EXERCISE DIRECTIONS :: Find every line below that contains the word "VEGETARIAN" and copy it out.

DATA EXTRACT ::
○ ○ ○ ○

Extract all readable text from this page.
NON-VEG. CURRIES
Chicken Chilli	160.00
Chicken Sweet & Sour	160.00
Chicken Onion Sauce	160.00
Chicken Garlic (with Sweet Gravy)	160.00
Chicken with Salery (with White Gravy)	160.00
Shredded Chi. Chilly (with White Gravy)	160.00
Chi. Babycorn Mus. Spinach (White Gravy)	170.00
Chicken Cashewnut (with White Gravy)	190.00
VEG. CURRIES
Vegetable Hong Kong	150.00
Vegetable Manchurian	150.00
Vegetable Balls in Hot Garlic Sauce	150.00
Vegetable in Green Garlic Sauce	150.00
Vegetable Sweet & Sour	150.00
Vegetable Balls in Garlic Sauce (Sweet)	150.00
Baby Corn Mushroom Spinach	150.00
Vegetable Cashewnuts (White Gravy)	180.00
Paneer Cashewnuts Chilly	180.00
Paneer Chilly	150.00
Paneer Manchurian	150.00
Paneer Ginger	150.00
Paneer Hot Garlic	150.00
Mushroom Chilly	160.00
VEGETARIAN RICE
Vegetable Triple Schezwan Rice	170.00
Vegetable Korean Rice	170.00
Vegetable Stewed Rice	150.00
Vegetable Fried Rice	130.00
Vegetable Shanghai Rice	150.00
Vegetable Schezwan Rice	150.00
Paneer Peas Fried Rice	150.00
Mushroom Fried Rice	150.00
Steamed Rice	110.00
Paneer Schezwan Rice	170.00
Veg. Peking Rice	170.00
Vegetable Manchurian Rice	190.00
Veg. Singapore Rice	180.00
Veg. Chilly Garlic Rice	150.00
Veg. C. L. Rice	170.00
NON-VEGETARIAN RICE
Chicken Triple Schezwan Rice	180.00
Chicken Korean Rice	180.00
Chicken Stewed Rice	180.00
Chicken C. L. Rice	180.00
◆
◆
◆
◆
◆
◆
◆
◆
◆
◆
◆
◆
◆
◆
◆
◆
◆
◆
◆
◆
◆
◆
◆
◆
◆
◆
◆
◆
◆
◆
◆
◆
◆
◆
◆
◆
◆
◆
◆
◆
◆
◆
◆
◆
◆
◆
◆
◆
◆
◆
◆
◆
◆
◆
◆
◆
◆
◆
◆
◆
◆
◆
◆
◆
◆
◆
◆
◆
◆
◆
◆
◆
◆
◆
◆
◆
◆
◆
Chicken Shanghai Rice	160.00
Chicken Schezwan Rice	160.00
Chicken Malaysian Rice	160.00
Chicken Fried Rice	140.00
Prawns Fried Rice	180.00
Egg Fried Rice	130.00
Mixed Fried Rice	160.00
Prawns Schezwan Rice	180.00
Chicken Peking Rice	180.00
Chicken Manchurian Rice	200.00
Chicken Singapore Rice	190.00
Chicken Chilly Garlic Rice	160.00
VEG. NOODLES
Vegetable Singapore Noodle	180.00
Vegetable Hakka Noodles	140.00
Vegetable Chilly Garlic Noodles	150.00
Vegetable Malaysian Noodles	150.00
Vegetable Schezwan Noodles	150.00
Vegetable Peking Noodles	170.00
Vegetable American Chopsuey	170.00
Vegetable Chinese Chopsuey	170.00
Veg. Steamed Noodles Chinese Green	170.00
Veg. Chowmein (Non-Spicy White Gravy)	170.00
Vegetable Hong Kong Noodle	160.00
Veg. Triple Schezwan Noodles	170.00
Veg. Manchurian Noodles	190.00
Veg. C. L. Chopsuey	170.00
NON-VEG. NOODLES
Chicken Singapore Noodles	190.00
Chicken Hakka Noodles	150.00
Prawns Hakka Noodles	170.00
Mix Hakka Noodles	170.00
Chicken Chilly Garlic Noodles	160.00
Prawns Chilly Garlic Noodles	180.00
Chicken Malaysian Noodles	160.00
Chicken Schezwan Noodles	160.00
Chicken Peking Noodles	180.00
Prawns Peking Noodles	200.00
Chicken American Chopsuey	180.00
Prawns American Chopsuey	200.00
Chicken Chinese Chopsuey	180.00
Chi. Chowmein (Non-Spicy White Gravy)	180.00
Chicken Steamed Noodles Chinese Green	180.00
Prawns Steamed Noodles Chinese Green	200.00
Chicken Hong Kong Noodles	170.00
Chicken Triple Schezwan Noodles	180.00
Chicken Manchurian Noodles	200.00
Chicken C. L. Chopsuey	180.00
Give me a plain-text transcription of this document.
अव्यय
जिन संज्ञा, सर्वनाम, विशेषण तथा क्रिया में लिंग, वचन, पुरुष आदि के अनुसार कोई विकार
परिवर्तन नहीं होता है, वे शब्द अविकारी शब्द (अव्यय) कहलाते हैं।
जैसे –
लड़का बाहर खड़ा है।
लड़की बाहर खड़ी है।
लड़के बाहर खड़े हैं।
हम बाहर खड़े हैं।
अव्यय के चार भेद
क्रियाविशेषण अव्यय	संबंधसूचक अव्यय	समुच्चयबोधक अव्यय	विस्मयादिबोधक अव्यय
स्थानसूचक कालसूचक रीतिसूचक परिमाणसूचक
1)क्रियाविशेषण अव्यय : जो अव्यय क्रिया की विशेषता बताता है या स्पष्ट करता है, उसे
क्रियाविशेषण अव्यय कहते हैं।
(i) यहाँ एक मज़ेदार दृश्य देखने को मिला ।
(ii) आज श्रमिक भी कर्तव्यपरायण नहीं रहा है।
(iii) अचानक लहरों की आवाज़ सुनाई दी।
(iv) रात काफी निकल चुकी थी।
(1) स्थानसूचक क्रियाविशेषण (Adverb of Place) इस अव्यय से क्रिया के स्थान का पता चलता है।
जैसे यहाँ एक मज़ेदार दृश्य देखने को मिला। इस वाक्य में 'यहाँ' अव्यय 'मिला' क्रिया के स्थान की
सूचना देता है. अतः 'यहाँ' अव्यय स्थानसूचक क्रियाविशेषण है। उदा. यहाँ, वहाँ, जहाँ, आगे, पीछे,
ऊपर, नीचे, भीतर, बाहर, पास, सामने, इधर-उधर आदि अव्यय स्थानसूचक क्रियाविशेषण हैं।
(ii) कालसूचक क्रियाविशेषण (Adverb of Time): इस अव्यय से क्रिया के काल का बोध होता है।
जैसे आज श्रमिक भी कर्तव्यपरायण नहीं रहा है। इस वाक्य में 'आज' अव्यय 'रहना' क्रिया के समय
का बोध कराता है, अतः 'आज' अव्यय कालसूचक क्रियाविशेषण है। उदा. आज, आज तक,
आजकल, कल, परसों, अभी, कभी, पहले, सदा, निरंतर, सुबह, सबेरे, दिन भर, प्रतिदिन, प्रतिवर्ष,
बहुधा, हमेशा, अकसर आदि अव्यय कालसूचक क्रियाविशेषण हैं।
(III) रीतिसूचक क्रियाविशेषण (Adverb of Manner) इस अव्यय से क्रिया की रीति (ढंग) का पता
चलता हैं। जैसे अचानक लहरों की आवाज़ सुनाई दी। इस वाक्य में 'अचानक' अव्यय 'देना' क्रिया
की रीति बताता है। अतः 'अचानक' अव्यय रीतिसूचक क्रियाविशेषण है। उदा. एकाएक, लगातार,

○ ○ ○ ○

OUTPUT OF THE TASK ::
VEGETARIAN RICE
NON-VEGETARIAN RICE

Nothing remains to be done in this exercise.